Recorded data:
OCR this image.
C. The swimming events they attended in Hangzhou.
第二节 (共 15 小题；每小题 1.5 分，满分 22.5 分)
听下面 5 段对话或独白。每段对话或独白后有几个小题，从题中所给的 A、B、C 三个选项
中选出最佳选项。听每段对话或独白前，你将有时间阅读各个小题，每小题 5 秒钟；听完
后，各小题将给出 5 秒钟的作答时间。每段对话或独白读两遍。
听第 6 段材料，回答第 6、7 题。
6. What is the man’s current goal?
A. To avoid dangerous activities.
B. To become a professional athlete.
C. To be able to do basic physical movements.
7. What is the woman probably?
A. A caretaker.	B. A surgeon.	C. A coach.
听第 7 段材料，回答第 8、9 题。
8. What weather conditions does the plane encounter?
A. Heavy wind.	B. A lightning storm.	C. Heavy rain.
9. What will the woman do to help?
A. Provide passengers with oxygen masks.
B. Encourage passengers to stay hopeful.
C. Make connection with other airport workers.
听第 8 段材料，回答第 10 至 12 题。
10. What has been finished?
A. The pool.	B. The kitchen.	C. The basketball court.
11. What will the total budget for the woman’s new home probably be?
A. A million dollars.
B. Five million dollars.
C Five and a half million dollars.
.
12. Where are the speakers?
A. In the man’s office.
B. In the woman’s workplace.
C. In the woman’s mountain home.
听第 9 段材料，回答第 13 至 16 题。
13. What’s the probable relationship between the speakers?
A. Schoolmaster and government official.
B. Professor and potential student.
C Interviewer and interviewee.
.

* _Brief_
Extract every entry above as it appears.

* _Full solution_
OCR this image.
C. The swimming events they attended in Hangzhou.
第二节 (共 15 小题；每小题 1.5 分，满分 22.5 分)
听下面 5 段对话或独白。每段对话或独白后有几个小题，从题中所给的 A、B、C 三个选项
中选出最佳选项。听每段对话或独白前，你将有时间阅读各个小题，每小题 5 秒钟；听完
后，各小题将给出 5 秒钟的作答时间。每段对话或独白读两遍。
听第 6 段材料，回答第 6、7 题。
6. What is the man’s current goal?
A. To avoid dangerous activities.
B. To become a professional athlete.
C. To be able to do basic physical movements.
7. What is the woman probably?
A. A caretaker.	B. A surgeon.	C. A coach.
听第 7 段材料，回答第 8、9 题。
8. What weather conditions does the plane encounter?
A. Heavy wind.	B. A lightning storm.	C. Heavy rain.
9. What will the woman do to help?
A. Provide passengers with oxygen masks.
B. Encourage passengers to stay hopeful.
C. Make connection with other airport workers.
听第 8 段材料，回答第 10 至 12 题。
10. What has been finished?
A. The pool.	B. The kitchen.	C. The basketball court.
11. What will the total budget for the woman’s new home probably be?
A. A million dollars.
B. Five million dollars.
C Five and a half million dollars.
.
12. Where are the speakers?
A. In the man’s office.
B. In the woman’s workplace.
C. In the woman’s mountain home.
听第 9 段材料，回答第 13 至 16 题。
13. What’s the probable relationship between the speakers?
A. Schoolmaster and government official.
B. Professor and potential student.
C Interviewer and interviewee.
.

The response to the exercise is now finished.